▶ Alıştırma yönergeleri
#1 Okuma parçasını üç cümleyle özetleyin.
#2 Okuma parçasında "Grönland :Atlas Okyanusu'nun" ifadesinden "(Nuuk) ile Godhavn'dır." ifadesine kadar olan bölümü aynen yazın.

▶ Okuma parçası
Paylaşım için saol selcuk oncelikle... Bende bundan once bi belgeselde dunyada enzehirli orumceklerden birinin karadul oldugunu ogrenmıstım... Sizde bilirsiniz ki karadul oyunda hasar zehir itemlerde bulunmakta...
Grönland :Atlas Okyanusu'nun kuzeyinde, 2.166.086 km² ile kuzey kutbundaki en büyük buz örtüsüyle kaplı, Danimarka'nın özerk bölgesi. Bu buz tabakası 3 km. kalınlığında ve tabanı da deniz düzeyinin altında bulunur. Adanın kuzeyinde Kuzey Buz Denizi (Arktik Deniz), güneydoğusunda İzlanda, batısında Kanada'nın Ellesmere Adası ve Baffin Körfezi yer alır. Grönland, yüzölçümü açısından dünyanın en büyük adası konumundadır. % 81'i buzullarla kaplıdır.
Grönland'da yaşayan nüfus 57.500 civarındadır. Nüfusun büyük kesimi batı kıyısındaki küçük kasabalarda yaşar. Grönlandlılar, hem Kalaallit (Inuit), hem İskandinavya kökenlerini taşımaktadırlar ve Grönlandca (Greenlandic=Kalaallisut) dilini konuşurlar. İki önemli şehri başkent Godthab (Nuuk) ile Godhavn'dır.

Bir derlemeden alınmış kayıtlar
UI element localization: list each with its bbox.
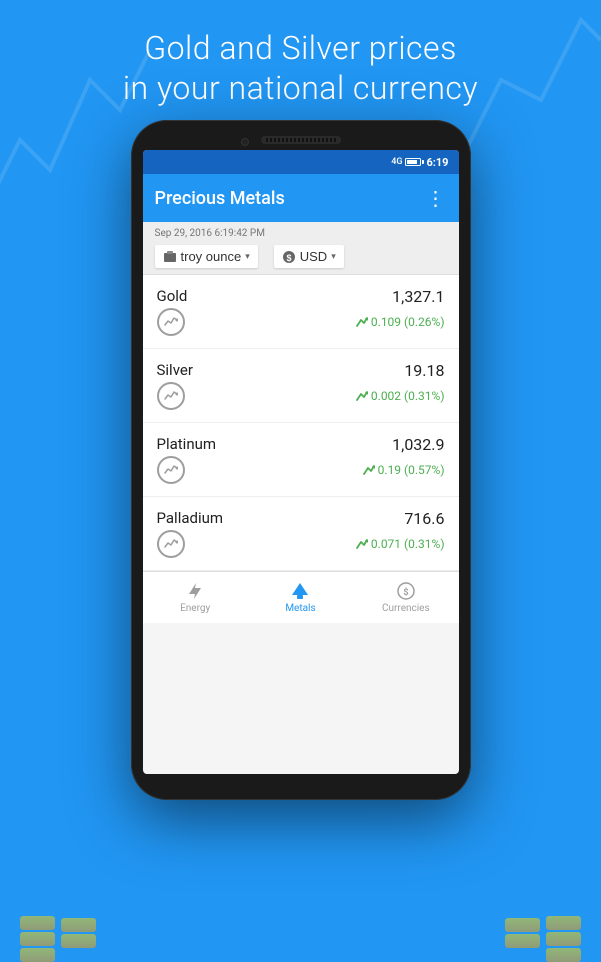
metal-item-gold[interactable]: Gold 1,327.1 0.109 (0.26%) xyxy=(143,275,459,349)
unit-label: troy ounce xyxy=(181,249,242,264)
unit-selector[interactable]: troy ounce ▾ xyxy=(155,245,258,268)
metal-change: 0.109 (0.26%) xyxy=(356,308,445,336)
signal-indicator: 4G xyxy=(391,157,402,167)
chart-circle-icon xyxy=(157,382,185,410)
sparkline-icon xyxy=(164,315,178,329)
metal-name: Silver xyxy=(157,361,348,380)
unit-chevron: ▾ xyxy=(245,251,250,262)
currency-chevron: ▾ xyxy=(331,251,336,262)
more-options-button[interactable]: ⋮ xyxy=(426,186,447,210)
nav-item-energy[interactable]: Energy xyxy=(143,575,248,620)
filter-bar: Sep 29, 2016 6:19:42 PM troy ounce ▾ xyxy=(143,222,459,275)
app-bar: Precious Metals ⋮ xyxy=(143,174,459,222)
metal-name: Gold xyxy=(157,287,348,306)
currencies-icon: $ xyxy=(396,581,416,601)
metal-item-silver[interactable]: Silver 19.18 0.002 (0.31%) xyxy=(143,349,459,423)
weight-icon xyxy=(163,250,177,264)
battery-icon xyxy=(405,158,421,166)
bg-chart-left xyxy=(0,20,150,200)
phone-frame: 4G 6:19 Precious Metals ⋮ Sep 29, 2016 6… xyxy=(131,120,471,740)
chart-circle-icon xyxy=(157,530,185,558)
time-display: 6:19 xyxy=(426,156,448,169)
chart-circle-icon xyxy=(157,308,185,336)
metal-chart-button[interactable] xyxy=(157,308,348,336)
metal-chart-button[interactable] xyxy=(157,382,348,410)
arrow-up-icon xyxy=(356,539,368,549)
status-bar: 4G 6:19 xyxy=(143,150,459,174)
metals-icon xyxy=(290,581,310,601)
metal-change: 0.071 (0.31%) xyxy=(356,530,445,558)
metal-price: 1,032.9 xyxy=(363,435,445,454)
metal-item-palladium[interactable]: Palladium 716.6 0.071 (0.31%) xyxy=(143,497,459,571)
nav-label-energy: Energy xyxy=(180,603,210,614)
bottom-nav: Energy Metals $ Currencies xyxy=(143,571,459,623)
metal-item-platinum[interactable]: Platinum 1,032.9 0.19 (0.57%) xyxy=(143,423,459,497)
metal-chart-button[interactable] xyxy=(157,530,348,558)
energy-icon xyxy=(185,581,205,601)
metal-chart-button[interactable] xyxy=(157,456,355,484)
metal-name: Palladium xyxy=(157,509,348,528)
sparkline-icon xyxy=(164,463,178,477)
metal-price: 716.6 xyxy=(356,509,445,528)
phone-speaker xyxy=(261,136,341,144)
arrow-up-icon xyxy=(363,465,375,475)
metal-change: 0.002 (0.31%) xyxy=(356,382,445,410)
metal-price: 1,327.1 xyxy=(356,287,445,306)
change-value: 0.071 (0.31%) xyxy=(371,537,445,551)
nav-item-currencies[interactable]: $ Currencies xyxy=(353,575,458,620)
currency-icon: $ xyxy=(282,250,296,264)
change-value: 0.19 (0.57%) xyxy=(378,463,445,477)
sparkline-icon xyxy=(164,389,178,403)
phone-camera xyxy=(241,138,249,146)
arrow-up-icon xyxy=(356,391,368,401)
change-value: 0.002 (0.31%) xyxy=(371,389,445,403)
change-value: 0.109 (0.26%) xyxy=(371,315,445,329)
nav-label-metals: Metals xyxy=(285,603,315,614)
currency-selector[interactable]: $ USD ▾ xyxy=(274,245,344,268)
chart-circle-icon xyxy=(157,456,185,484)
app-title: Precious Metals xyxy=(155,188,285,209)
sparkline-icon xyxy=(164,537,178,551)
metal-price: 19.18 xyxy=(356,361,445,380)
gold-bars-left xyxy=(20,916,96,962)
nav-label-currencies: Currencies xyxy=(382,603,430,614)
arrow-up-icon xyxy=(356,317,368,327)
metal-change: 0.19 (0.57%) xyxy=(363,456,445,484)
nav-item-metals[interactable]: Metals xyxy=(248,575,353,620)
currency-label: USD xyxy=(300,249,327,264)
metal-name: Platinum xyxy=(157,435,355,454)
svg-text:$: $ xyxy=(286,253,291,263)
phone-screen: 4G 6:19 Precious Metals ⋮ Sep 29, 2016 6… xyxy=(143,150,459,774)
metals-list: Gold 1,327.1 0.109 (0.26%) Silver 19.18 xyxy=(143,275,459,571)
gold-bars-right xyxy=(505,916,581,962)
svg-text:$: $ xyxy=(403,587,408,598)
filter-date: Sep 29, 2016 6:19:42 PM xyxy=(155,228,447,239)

▶ Cevap anahtarı
#1 Parça, karadulun dünyanın en zehirli örümceklerinden biri olduğunu bir belgeselden öğrendiğini söyleyen birinin kısa yorumuyla başlar. Ardından Atlas Okyanusu'nun kuzeyindeki Grönland'ı tanıtır: Danimarka'nın özerk bölgesi olan ve yüzölçümüyle dünyanın en büyük adası sayılan bu yerin %81'i buzullarla kaplıdır. Yaklaşık 57.500 kişilik nüfusun çoğu batı kıyısındaki küçük kasabalarda yaşar ve Grönlandca konuşur.

#2
Grönland :Atlas Okyanusu'nun kuzeyinde, 2.166.086 km² ile kuzey kutbundaki en büyük buz örtüsüyle kaplı, Danimarka'nın özerk bölgesi. Bu buz tabakası 3 km. kalınlığında ve tabanı da deniz düzeyinin altında bulunur. Adanın kuzeyinde Kuzey Buz Denizi (Arktik Deniz), güneydoğusunda İzlanda, batısında Kanada'nın Ellesmere Adası ve Baffin Körfezi yer alır. Grönland, yüzölçümü açısından dünyanın en büyük adası konumundadır. % 81'i buzullarla kaplıdır.
Grönland'da yaşayan nüfus 57.500 civarındadır. Nüfusun büyük kesimi batı kıyısındaki küçük kasabalarda yaşar. Grönlandlılar, hem Kalaallit (Inuit), hem İskandinavya kökenlerini taşımaktadırlar ve Grönlandca (Greenlandic=Kalaallisut) dilini konuşurlar. İki önemli şehri başkent Godthab (Nuuk) ile Godhavn'dır.